[Start Dataset]

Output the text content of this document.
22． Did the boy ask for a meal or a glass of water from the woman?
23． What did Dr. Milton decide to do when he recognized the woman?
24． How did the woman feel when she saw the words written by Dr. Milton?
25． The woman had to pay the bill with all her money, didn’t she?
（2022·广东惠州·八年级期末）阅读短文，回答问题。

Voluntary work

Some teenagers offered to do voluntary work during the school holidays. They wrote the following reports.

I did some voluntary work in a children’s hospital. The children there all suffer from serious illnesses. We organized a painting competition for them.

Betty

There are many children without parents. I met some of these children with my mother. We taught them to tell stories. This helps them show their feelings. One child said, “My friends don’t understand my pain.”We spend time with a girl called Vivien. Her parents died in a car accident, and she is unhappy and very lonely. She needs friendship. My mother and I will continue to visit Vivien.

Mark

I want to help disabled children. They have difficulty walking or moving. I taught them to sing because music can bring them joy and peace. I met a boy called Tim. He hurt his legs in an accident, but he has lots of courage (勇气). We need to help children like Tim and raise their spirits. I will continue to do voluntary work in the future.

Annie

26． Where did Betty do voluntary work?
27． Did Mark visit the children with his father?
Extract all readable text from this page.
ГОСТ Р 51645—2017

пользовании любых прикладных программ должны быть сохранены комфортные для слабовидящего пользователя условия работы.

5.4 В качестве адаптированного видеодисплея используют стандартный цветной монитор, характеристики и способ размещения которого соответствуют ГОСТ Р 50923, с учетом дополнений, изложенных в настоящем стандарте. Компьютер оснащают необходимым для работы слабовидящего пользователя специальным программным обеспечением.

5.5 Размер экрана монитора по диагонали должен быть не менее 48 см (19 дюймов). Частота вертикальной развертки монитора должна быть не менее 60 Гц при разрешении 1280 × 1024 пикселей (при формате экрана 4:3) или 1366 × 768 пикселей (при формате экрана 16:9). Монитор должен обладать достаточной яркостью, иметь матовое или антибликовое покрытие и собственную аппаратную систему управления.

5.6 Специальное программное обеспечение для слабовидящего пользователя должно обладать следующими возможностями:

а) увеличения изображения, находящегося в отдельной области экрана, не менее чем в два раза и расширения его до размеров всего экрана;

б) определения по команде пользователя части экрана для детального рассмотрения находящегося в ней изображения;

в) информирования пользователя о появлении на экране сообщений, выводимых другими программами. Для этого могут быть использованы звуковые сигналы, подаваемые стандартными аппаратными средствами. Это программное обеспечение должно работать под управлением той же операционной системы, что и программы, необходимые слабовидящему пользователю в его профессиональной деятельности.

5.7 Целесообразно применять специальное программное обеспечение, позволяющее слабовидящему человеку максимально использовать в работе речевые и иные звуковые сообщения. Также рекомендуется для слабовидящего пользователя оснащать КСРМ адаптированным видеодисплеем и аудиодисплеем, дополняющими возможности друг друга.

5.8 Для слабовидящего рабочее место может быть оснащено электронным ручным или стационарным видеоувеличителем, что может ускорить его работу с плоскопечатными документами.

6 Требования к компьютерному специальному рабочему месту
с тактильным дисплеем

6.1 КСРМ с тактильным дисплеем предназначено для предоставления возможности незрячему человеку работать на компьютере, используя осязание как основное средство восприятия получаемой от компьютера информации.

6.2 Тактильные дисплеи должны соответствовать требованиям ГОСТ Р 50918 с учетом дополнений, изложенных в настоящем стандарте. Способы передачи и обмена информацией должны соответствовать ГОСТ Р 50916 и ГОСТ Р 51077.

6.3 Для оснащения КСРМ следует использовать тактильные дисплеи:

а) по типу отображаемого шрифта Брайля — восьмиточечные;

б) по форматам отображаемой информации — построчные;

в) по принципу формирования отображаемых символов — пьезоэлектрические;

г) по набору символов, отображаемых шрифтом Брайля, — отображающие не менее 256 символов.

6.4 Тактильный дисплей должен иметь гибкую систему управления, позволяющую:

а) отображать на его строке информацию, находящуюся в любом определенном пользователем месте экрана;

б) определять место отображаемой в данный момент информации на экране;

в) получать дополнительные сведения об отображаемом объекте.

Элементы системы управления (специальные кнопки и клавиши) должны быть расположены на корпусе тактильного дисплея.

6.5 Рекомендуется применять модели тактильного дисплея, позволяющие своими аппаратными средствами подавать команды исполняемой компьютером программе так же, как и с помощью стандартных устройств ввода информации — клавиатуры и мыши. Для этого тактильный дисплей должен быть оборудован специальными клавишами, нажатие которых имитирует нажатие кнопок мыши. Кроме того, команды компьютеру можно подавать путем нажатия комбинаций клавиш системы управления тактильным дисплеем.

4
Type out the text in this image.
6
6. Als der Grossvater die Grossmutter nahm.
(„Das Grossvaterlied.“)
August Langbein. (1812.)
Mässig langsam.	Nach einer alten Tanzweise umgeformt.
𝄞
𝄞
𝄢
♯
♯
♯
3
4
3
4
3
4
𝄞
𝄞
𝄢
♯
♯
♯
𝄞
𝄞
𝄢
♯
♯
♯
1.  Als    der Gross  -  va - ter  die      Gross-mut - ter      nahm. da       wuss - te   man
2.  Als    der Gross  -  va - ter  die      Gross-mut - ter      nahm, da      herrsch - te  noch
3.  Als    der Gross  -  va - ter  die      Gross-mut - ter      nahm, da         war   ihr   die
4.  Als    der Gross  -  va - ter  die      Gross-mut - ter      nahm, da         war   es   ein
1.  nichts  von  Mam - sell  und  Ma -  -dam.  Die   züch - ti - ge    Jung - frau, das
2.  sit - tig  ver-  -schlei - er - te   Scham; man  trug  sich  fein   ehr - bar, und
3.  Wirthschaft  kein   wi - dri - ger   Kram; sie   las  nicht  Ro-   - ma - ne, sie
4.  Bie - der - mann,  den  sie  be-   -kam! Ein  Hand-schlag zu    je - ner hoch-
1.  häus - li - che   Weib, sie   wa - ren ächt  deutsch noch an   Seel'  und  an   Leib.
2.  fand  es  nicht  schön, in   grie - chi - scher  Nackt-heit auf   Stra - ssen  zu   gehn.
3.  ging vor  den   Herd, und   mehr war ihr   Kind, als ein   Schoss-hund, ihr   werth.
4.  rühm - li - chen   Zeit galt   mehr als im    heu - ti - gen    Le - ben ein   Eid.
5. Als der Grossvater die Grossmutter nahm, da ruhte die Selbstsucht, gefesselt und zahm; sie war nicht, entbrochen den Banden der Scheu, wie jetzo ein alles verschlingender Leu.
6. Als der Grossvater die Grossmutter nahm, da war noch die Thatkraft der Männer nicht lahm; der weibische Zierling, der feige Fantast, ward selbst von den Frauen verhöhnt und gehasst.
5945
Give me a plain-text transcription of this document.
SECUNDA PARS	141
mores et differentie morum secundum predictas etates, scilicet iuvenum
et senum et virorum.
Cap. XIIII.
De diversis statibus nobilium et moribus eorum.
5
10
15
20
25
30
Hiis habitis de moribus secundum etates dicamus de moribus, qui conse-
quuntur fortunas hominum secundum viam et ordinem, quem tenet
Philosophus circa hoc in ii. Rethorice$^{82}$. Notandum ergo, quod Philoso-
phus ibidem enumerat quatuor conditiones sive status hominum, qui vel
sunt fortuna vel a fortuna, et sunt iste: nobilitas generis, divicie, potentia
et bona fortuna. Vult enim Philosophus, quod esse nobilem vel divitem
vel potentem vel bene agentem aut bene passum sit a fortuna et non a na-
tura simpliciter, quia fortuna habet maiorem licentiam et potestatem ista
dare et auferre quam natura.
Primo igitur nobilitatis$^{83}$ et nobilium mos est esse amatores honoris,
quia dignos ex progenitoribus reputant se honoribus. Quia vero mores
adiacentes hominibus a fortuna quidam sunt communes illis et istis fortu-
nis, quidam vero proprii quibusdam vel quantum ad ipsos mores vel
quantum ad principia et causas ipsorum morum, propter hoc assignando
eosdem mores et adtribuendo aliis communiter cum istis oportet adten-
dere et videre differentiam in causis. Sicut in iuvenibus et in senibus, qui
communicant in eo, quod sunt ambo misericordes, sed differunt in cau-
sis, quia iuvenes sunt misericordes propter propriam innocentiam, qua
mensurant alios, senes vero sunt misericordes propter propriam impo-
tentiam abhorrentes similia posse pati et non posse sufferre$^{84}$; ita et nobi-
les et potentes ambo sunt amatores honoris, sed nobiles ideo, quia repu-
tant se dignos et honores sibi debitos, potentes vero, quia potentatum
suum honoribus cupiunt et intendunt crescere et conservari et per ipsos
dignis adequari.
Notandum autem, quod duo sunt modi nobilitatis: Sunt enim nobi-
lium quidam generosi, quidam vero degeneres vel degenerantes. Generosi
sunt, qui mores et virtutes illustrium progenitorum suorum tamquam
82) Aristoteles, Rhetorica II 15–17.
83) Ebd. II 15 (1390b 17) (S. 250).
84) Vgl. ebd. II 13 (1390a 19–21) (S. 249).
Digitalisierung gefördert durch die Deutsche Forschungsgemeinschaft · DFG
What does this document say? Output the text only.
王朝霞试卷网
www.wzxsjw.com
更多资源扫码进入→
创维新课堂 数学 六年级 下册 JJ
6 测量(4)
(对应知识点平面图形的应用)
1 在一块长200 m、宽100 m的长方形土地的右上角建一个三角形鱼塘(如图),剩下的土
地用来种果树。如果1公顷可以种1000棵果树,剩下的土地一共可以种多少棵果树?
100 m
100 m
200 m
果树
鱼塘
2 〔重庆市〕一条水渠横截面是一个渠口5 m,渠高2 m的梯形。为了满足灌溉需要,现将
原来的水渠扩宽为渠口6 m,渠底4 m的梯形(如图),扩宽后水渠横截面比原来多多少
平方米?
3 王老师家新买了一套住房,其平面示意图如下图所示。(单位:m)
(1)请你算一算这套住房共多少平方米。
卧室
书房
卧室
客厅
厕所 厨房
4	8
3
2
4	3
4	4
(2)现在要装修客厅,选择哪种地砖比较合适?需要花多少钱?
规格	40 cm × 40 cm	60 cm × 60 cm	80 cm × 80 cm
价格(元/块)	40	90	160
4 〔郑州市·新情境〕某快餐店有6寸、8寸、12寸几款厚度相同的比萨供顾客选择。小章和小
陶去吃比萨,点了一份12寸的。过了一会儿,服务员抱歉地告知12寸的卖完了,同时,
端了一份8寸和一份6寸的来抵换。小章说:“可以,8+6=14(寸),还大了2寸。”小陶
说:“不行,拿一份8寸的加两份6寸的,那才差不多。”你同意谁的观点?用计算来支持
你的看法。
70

[End Dataset]

**Goal**: Using the records above, select and copy every line that has the word "дисплеи".

**Written answer**:
6.2 Тактильные дисплеи должны соответствовать требованиям ГОСТ Р 50918 с учетом дополнений, изложенных в настоящем стандарте. Способы передачи и обмена информацией должны соответствовать ГОСТ Р 50916 и ГОСТ Р 51077.
6.3 Для оснащения КСРМ следует использовать тактильные дисплеи:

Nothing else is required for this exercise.